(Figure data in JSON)
⁂

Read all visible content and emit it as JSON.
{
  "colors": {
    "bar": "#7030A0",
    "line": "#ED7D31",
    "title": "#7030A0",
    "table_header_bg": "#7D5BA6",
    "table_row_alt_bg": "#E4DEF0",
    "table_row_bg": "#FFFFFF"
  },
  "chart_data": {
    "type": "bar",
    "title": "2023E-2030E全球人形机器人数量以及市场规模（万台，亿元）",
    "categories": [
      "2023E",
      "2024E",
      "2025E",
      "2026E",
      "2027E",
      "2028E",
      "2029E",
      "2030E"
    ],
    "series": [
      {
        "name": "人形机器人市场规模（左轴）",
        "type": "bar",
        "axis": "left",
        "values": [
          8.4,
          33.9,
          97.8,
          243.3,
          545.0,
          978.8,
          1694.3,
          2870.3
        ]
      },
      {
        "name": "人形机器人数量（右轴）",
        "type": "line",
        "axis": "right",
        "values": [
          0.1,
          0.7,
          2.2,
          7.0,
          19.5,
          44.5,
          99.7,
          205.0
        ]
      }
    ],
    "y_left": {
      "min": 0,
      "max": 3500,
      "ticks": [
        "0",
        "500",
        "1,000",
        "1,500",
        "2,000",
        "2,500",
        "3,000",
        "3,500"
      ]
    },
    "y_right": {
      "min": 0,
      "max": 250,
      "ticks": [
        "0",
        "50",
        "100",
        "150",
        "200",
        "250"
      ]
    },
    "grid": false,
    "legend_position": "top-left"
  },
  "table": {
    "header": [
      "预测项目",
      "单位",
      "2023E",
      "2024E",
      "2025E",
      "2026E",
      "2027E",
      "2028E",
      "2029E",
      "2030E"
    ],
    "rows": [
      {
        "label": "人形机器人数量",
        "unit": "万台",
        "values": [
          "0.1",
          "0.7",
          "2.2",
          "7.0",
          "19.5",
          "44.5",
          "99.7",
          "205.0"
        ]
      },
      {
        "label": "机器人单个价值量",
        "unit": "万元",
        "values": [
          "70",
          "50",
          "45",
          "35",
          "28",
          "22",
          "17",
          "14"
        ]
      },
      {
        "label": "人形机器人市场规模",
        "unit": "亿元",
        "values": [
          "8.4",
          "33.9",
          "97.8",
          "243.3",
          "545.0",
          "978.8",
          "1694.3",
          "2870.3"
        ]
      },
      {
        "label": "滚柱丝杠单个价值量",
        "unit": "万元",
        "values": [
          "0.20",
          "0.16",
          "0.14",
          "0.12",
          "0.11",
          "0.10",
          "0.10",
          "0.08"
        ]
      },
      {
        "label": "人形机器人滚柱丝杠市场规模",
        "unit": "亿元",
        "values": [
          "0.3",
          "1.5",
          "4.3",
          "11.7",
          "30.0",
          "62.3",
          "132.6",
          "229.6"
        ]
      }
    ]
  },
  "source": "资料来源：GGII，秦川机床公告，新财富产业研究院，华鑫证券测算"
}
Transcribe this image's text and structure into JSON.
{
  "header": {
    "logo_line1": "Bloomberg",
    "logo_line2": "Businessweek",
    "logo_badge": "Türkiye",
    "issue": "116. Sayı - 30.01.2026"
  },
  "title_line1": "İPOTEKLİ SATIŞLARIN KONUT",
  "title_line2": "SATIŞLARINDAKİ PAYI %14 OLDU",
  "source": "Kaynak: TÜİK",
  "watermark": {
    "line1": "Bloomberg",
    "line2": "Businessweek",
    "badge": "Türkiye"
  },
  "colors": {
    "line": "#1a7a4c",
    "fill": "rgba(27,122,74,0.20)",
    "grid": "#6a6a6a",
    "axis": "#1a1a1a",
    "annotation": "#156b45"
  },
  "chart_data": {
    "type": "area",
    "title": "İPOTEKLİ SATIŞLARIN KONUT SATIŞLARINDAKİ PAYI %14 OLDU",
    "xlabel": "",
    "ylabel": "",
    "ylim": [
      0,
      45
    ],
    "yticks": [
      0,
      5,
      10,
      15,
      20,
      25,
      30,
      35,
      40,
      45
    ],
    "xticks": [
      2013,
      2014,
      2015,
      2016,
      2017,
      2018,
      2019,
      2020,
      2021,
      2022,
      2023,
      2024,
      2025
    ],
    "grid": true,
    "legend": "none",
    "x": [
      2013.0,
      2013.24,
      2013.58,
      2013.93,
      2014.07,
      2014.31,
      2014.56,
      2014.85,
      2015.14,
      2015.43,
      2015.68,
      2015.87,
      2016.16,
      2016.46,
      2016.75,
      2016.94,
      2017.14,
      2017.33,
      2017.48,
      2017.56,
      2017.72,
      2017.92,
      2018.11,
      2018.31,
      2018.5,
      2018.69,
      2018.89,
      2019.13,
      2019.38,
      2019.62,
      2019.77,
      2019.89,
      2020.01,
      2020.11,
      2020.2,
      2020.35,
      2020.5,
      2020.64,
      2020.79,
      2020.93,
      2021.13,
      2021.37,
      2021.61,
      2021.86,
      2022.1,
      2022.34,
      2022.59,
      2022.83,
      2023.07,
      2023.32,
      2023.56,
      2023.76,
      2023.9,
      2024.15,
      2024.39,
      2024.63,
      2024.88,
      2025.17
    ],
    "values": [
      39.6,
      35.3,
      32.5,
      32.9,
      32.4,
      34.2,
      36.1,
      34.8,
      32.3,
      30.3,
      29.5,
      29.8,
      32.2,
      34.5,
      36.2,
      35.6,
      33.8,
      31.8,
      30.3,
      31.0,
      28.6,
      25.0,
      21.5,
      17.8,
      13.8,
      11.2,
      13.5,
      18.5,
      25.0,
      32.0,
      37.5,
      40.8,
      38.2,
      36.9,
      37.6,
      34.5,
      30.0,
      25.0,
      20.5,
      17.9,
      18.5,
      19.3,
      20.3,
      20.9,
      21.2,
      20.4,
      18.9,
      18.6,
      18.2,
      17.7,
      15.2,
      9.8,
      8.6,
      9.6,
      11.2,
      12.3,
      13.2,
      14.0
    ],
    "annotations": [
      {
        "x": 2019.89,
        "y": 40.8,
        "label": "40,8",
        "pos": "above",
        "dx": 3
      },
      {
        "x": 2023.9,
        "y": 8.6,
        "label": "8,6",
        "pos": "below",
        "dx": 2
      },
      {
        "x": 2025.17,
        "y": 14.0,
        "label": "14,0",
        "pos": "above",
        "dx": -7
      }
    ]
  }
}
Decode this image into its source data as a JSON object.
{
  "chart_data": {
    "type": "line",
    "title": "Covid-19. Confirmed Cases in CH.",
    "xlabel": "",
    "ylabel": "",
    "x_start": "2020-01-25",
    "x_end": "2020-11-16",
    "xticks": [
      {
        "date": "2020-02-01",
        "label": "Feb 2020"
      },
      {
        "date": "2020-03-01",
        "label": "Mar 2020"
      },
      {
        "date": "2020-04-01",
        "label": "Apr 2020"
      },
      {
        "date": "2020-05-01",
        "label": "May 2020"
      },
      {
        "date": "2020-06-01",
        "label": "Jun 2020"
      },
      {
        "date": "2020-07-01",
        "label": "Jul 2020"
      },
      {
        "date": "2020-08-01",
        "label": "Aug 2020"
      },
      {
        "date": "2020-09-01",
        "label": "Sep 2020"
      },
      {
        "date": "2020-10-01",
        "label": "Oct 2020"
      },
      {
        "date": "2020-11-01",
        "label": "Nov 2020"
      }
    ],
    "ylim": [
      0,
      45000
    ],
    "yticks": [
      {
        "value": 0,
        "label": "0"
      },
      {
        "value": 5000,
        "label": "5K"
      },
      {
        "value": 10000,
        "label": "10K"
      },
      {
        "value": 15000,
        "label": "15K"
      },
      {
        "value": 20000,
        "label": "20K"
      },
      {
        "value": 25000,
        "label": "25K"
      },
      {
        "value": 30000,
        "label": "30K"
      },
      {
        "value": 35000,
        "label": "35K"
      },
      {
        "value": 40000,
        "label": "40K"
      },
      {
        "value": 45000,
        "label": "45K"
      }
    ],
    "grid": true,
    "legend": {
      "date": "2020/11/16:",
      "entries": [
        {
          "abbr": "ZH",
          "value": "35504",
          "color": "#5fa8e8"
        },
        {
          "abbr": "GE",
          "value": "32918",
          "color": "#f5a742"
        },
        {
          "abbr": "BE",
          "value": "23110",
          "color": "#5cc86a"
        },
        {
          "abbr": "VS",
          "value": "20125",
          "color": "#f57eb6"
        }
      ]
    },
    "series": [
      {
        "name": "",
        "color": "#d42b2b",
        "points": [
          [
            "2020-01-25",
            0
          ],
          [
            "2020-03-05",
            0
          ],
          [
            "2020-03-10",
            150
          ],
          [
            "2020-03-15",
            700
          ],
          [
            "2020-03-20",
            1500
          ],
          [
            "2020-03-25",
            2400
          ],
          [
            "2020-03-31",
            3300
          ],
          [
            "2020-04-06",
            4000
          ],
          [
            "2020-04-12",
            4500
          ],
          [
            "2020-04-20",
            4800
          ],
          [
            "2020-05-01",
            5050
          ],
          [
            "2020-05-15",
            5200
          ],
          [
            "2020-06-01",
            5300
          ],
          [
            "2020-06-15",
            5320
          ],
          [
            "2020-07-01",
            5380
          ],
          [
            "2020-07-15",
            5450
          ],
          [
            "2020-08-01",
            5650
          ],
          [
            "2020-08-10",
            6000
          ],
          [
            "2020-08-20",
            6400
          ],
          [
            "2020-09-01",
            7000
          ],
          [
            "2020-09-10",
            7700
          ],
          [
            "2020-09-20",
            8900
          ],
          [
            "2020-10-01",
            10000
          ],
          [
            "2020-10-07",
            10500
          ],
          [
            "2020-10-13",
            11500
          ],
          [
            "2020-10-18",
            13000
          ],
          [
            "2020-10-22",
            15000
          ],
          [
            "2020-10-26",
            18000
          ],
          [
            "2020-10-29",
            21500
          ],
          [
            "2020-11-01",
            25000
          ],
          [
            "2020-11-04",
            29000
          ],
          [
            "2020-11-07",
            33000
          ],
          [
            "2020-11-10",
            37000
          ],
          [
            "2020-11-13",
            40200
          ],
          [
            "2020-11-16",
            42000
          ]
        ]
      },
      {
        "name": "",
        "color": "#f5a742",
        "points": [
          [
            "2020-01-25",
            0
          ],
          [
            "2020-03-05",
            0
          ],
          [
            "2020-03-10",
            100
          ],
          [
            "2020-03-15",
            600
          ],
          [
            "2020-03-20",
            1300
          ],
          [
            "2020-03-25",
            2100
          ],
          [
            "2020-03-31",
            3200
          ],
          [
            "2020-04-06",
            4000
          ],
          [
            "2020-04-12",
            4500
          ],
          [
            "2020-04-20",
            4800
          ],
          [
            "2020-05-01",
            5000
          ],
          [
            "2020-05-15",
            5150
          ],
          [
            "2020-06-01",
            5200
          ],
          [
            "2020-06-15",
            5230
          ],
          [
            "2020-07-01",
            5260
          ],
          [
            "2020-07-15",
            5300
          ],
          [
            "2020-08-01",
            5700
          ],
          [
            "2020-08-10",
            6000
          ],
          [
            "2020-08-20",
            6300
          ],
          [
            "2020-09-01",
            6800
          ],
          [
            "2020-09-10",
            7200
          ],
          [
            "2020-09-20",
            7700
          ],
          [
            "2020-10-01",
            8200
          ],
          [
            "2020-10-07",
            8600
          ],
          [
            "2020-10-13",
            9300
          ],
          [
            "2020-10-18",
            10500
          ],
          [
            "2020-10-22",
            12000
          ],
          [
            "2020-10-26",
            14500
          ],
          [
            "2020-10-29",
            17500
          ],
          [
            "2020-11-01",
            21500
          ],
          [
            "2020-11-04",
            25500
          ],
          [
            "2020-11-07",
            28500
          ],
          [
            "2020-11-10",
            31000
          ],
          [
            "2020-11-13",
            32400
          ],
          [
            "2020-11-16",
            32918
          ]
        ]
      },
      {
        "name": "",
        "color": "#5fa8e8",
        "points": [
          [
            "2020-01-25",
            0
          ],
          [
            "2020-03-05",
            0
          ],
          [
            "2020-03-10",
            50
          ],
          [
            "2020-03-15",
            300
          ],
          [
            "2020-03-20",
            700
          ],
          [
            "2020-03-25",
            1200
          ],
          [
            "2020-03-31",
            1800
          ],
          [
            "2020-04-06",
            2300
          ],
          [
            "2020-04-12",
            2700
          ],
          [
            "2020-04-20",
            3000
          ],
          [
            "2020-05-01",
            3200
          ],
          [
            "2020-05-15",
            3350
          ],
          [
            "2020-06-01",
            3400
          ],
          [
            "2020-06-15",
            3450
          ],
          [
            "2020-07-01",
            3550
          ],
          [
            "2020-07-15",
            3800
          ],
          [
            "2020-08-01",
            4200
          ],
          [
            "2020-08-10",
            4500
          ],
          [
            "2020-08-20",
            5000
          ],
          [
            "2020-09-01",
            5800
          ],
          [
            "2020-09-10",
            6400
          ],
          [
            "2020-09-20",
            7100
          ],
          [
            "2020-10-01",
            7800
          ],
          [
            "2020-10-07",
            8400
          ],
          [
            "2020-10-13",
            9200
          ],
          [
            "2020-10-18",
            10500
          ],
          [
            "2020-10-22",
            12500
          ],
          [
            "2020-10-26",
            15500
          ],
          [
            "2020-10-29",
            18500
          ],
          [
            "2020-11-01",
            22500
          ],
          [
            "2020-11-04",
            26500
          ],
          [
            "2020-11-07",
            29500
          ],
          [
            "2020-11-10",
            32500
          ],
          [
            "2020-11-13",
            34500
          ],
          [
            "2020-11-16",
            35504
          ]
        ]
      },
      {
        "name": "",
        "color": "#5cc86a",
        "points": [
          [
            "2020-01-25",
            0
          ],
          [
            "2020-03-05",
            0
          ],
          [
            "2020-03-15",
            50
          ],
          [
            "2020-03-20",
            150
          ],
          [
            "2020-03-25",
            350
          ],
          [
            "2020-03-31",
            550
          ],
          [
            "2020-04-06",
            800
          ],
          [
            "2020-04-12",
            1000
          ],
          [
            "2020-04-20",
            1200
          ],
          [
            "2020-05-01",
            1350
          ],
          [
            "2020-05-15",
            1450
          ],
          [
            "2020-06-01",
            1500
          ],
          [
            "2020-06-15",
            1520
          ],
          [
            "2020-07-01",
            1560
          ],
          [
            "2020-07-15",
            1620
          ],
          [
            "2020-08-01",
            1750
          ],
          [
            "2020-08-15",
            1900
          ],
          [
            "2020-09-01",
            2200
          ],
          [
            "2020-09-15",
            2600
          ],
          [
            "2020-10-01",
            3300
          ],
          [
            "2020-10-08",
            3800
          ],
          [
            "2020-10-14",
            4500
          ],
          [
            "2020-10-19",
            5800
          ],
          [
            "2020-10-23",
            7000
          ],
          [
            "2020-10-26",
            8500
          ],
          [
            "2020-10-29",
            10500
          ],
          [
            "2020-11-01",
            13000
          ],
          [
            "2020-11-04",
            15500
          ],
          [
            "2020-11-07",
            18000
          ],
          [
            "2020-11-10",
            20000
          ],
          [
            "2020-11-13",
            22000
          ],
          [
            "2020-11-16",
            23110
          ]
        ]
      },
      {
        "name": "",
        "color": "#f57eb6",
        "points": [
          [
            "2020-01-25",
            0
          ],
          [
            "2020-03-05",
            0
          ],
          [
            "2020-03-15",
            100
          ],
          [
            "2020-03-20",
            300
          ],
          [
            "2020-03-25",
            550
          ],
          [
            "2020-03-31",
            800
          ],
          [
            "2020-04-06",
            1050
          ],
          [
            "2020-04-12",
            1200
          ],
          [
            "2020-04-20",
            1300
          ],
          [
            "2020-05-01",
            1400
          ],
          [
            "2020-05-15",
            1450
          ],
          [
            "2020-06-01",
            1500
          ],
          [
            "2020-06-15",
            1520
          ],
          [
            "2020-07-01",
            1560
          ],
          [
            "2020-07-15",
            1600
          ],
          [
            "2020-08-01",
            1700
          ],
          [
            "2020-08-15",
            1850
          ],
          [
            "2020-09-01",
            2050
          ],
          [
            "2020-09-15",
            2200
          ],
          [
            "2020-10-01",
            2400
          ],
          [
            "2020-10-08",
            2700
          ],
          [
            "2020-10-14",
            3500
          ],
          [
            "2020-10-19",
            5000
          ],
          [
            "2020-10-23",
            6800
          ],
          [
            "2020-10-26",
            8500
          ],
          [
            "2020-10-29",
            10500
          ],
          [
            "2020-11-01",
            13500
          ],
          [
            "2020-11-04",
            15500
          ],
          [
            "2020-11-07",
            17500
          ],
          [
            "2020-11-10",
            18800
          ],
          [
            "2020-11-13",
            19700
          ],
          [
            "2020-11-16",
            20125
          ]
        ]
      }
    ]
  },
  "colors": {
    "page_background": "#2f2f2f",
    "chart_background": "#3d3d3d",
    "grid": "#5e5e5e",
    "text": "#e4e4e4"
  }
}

⁂

• **OBJECTIVE**: Go through the material above and count the lines that contain "OLDU"; answer with the number alone.

• **OUTPUT**: 2